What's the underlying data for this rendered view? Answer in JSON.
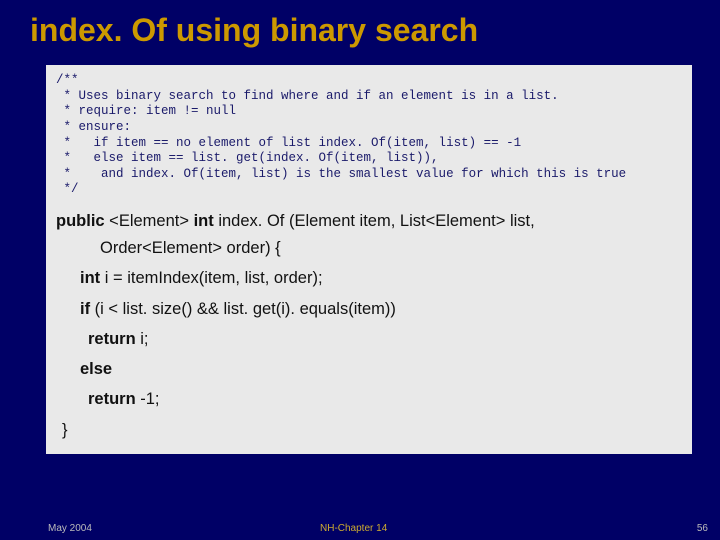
{
  "title": "index. Of using binary search",
  "comment": {
    "l1": "/**",
    "l2": " * Uses binary search to find where and if an element is in a list.",
    "l3": " * require: item != null",
    "l4": " * ensure:",
    "l5": " *   if item == no element of list index. Of(item, list) == -1",
    "l6": " *   else item == list. get(index. Of(item, list)),",
    "l7": " *    and index. Of(item, list) is the smallest value for which this is true",
    "l8": " */"
  },
  "code": {
    "kw_public": "public",
    "generic1": " <Element> ",
    "kw_int": "int",
    "sig_name": " index. Of (Element item,  List<Element> list,",
    "sig_cont": "Order<Element> order) {",
    "kw_int2": "int",
    "assign": " i = itemIndex(item, list, order);",
    "kw_if": "if",
    "cond": " (i < list. size() && list. get(i). equals(item))",
    "kw_return1": "return",
    "ret1": " i;",
    "kw_else": "else",
    "kw_return2": "return",
    "ret2": " -1;",
    "close": "}"
  },
  "footer": {
    "date": "May 2004",
    "chapter": "NH-Chapter 14",
    "page": "56"
  }
}
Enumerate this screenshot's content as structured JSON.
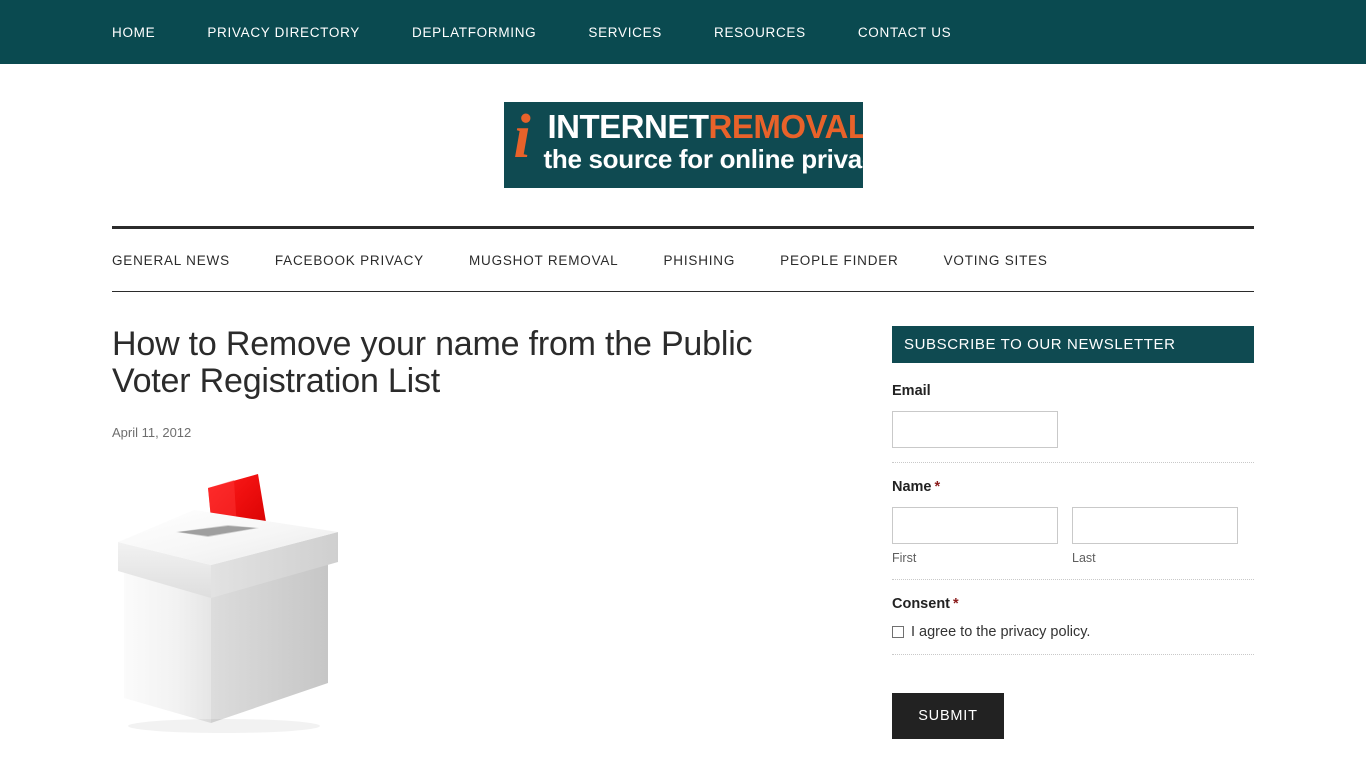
{
  "colors": {
    "brand_teal": "#0a4a50",
    "logo_teal": "#0f4a51",
    "brand_orange": "#e8622a",
    "ink": "#2b2b2b",
    "required_red": "#8a1c1c",
    "submit_dark": "#222222",
    "ballot_red": "#f01717"
  },
  "topnav": {
    "items": [
      {
        "label": "HOME"
      },
      {
        "label": "PRIVACY DIRECTORY"
      },
      {
        "label": "DEPLATFORMING"
      },
      {
        "label": "SERVICES"
      },
      {
        "label": "RESOURCES"
      },
      {
        "label": "CONTACT US"
      }
    ]
  },
  "logo": {
    "mark": "i",
    "word_white": "INTERNET",
    "word_orange": "REMOVAL",
    "tagline": "the source for online privacy"
  },
  "subnav": {
    "items": [
      {
        "label": "GENERAL NEWS"
      },
      {
        "label": "FACEBOOK PRIVACY"
      },
      {
        "label": "MUGSHOT REMOVAL"
      },
      {
        "label": "PHISHING"
      },
      {
        "label": "PEOPLE FINDER"
      },
      {
        "label": "VOTING SITES"
      }
    ]
  },
  "post": {
    "title": "How to Remove your name from the Public Voter Registration List",
    "date": "April 11, 2012",
    "image_alt": "ballot-box-illustration"
  },
  "newsletter": {
    "heading": "SUBSCRIBE TO OUR NEWSLETTER",
    "email": {
      "label": "Email",
      "value": "",
      "placeholder": ""
    },
    "name": {
      "label": "Name",
      "required_mark": "*",
      "first": {
        "value": "",
        "placeholder": "",
        "sub_label": "First"
      },
      "last": {
        "value": "",
        "placeholder": "",
        "sub_label": "Last"
      }
    },
    "consent": {
      "label": "Consent",
      "required_mark": "*",
      "checkbox_label": "I agree to the privacy policy.",
      "checked": false
    },
    "submit_label": "SUBMIT"
  }
}
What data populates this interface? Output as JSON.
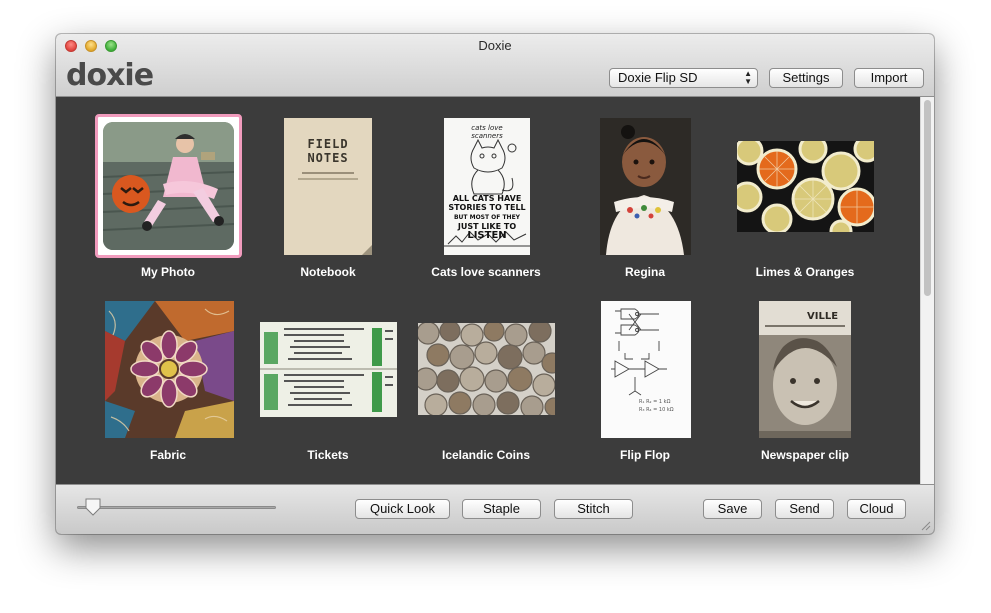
{
  "window": {
    "title": "Doxie"
  },
  "app": {
    "logo": "doxie"
  },
  "toolbar": {
    "device_select": {
      "value": "Doxie Flip SD"
    },
    "settings_label": "Settings",
    "import_label": "Import"
  },
  "items": [
    {
      "label": "My Photo",
      "selected": true,
      "icon": "photo-girl-pumpkin"
    },
    {
      "label": "Notebook",
      "icon": "field-notes-notebook"
    },
    {
      "label": "Cats love scanners",
      "icon": "cat-drawing"
    },
    {
      "label": "Regina",
      "icon": "photo-child"
    },
    {
      "label": "Limes & Oranges",
      "icon": "citrus-slices"
    },
    {
      "label": "Fabric",
      "icon": "fabric-pattern"
    },
    {
      "label": "Tickets",
      "icon": "ticket-stubs"
    },
    {
      "label": "Icelandic Coins",
      "icon": "coins"
    },
    {
      "label": "Flip Flop",
      "icon": "circuit-sketch"
    },
    {
      "label": "Newspaper clip",
      "icon": "newspaper-photo"
    }
  ],
  "thumbs": {
    "notebook_title_1": "FIELD",
    "notebook_title_2": "NOTES",
    "cats_line_1": "cats love",
    "cats_line_2": "scanners",
    "cats_line_3": "ALL CATS HAVE",
    "cats_line_4": "STORIES TO TELL",
    "cats_line_5": "BUT MOST OF THEY",
    "cats_line_6": "JUST LIKE TO",
    "cats_line_7": "LISTEN",
    "newspaper_text": "VILLE"
  },
  "bottom": {
    "zoom_slider_value": 0.08,
    "quick_look_label": "Quick Look",
    "staple_label": "Staple",
    "stitch_label": "Stitch",
    "save_label": "Save",
    "send_label": "Send",
    "cloud_label": "Cloud"
  },
  "colors": {
    "selection": "#f19bbd",
    "content_bg": "#3c3c3c"
  }
}
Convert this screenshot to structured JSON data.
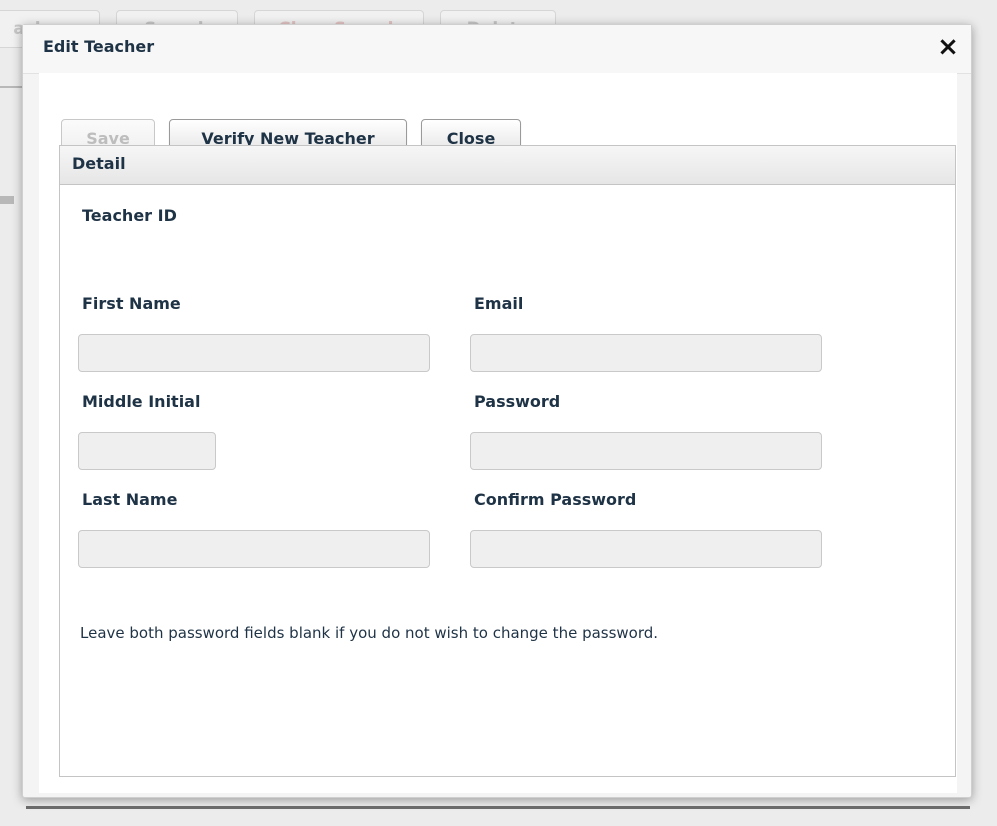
{
  "background": {
    "toolbar_buttons": [
      "Search",
      "Clear Search",
      "Delete"
    ],
    "partial_label": "acher"
  },
  "dialog": {
    "title": "Edit Teacher",
    "close_icon": "×",
    "buttons": {
      "save": "Save",
      "verify": "Verify New Teacher",
      "close": "Close"
    },
    "panel": {
      "header": "Detail",
      "teacher_id_label": "Teacher ID",
      "fields": {
        "first_name": {
          "label": "First Name",
          "value": ""
        },
        "middle_initial": {
          "label": "Middle Initial",
          "value": ""
        },
        "last_name": {
          "label": "Last Name",
          "value": ""
        },
        "email": {
          "label": "Email",
          "value": ""
        },
        "password": {
          "label": "Password",
          "value": ""
        },
        "confirm_password": {
          "label": "Confirm Password",
          "value": ""
        }
      },
      "note": "Leave both password fields blank if you do not wish to change the password."
    }
  },
  "colors": {
    "text_primary": "#1f3346",
    "input_bg": "#efefef"
  }
}
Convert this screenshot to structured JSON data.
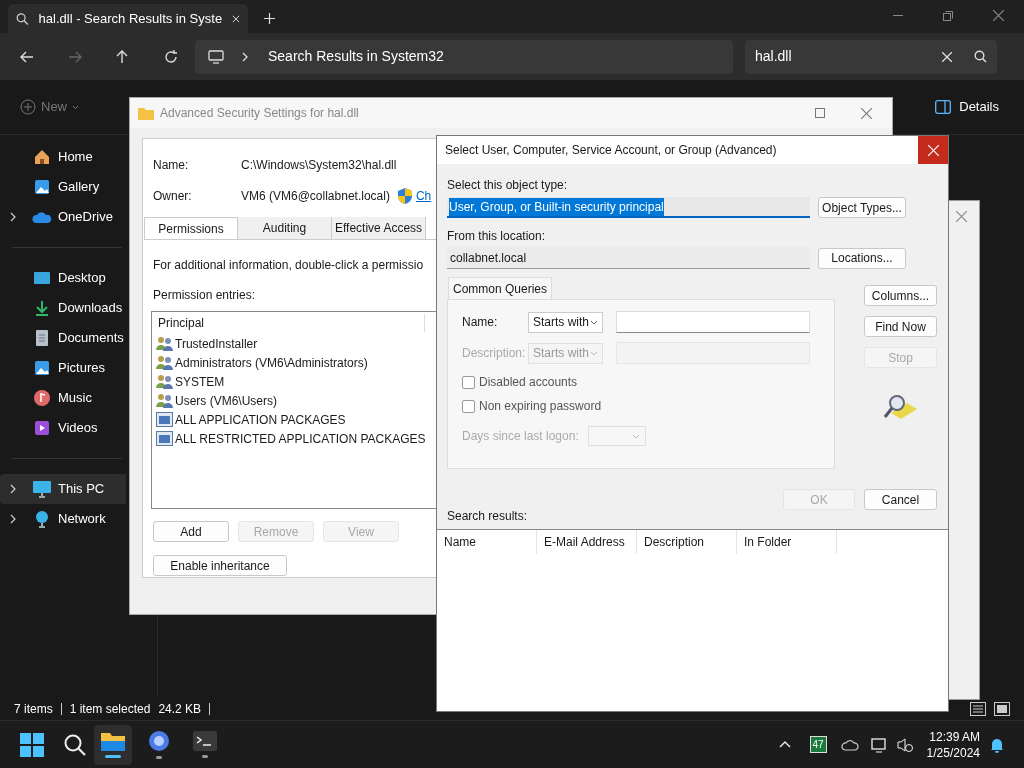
{
  "explorer": {
    "tab": {
      "title": "hal.dll - Search Results in Syste"
    },
    "address": {
      "location": "Search Results in System32"
    },
    "search": {
      "value": "hal.dll"
    },
    "toolbar": {
      "new": "New",
      "details": "Details"
    },
    "sidebar": {
      "sections": [
        {
          "items": [
            {
              "label": "Home",
              "selected": false,
              "chevron": false
            },
            {
              "label": "Gallery",
              "selected": false,
              "chevron": false
            },
            {
              "label": "OneDrive",
              "selected": false,
              "chevron": true
            }
          ]
        },
        {
          "items": [
            {
              "label": "Desktop",
              "selected": false,
              "chevron": false
            },
            {
              "label": "Downloads",
              "selected": false,
              "chevron": false
            },
            {
              "label": "Documents",
              "selected": false,
              "chevron": false
            },
            {
              "label": "Pictures",
              "selected": false,
              "chevron": false
            },
            {
              "label": "Music",
              "selected": false,
              "chevron": false
            },
            {
              "label": "Videos",
              "selected": false,
              "chevron": false
            }
          ]
        },
        {
          "items": [
            {
              "label": "This PC",
              "selected": true,
              "chevron": true
            },
            {
              "label": "Network",
              "selected": false,
              "chevron": true
            }
          ]
        }
      ]
    },
    "status_bar": {
      "count": "7 items",
      "selection": "1 item selected",
      "size": "24.2 KB"
    }
  },
  "security_window": {
    "title": "Advanced Security Settings for hal.dll",
    "name_label": "Name:",
    "name": "C:\\Windows\\System32\\hal.dll",
    "owner_label": "Owner:",
    "owner": "VM6 (VM6@collabnet.local)",
    "change_link": "Ch",
    "tabs": [
      {
        "label": "Permissions",
        "selected": true
      },
      {
        "label": "Auditing",
        "selected": false
      },
      {
        "label": "Effective Access",
        "selected": false
      }
    ],
    "info": "For additional information, double-click a permissio",
    "entries_label": "Permission entries:",
    "table": {
      "columns": [
        "Principal"
      ],
      "rows": [
        {
          "kind": "group",
          "principal": "TrustedInstaller"
        },
        {
          "kind": "group",
          "principal": "Administrators (VM6\\Administrators)"
        },
        {
          "kind": "group",
          "principal": "SYSTEM"
        },
        {
          "kind": "group",
          "principal": "Users (VM6\\Users)"
        },
        {
          "kind": "package",
          "principal": "ALL APPLICATION PACKAGES"
        },
        {
          "kind": "package",
          "principal": "ALL RESTRICTED APPLICATION PACKAGES"
        }
      ]
    },
    "buttons": [
      {
        "label": "Add",
        "disabled": false
      },
      {
        "label": "Remove",
        "disabled": true
      },
      {
        "label": "View",
        "disabled": true
      }
    ],
    "inheritance_button": "Enable inheritance"
  },
  "dialog": {
    "title": "Select User, Computer, Service Account, or Group (Advanced)",
    "object_type_label": "Select this object type:",
    "object_type": {
      "value": "User, Group, or Built-in security principal",
      "text_selected": true
    },
    "object_types_button": "Object Types...",
    "location_label": "From this location:",
    "location": "collabnet.local",
    "locations_button": "Locations...",
    "queries_tab": "Common Queries",
    "name_label": "Name:",
    "name_match": "Starts with",
    "description_label": "Description:",
    "description_match": "Starts with",
    "checkboxes": [
      {
        "label": "Disabled accounts",
        "checked": false
      },
      {
        "label": "Non expiring password",
        "checked": false
      }
    ],
    "days_label": "Days since last logon:",
    "side_buttons": [
      {
        "label": "Columns...",
        "disabled": false
      },
      {
        "label": "Find Now",
        "disabled": false
      },
      {
        "label": "Stop",
        "disabled": true
      }
    ],
    "ok": {
      "label": "OK",
      "disabled": true
    },
    "cancel": {
      "label": "Cancel",
      "disabled": false
    },
    "results_label": "Search results:",
    "results_columns": [
      "Name",
      "E-Mail Address",
      "Description",
      "In Folder"
    ]
  },
  "taskbar": {
    "apps": [
      {
        "selected": true,
        "running": true
      },
      {
        "selected": false,
        "running": true
      },
      {
        "selected": false,
        "running": true
      }
    ],
    "tray": {
      "badge": "47",
      "time": "12:39 AM",
      "date": "1/25/2024"
    }
  }
}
━━━━
■ Exercise task: Among the entries above, how many lines include the word "REMOVAL"? Give the number with no comment.

■ Task output: 2